_To be done_.
**A)** Print the passage from the Canal Shores article starting at "The 103-year old" and ending at "in the game.".
**B)** List the life skills that the Canal Shores article says First Tee teaches.

_Provided passage_.
##########
The much-anticipated $5.9 million renovation of the Canal Shores Golf course takes a swing at a new target: youth development.

An easement agreement would alter the look of the 10th hole and have a detrimental effect on the Canal Shores Golf Course, according to some officials. Credit: Bob Seidenberg

The 103-year old course, located in north Evanston and southeast Wilmette, is expanding youth programming through partnerships with First Tee Greater Chicago and the Western Golf Association to get more young people involved in the game. 

First Tee focuses on teaching life skills such as honesty, integrity and sportsmanship to kids 7 to 18 through golf.  “We want to help engage youth in Evanston and Wilmette and the surrounding communities, specifically targeting youth who maybe wouldn’t otherwise have access to the game of golf,” said Lea Jesse, chief executive officer at First Tee.

The nonprofit has contributed $500,000 of the expected $5.9 million cost of the project, Jesse said. Canal Shores has raised $4 million toward the renovation.
##########
_Source data_.
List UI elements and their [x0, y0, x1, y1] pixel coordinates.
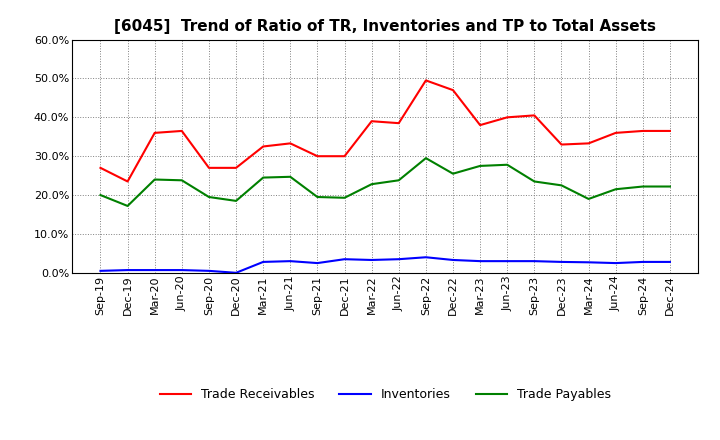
##########
_Responses to the exercise_.
**A)**
The 103-year old course, located in north Evanston and southeast Wilmette, is expanding youth programming through partnerships with First Tee Greater Chicago and the Western Golf Association to get more young people involved in the game.

**B)**
- Honesty
- Integrity
- Sportsmanship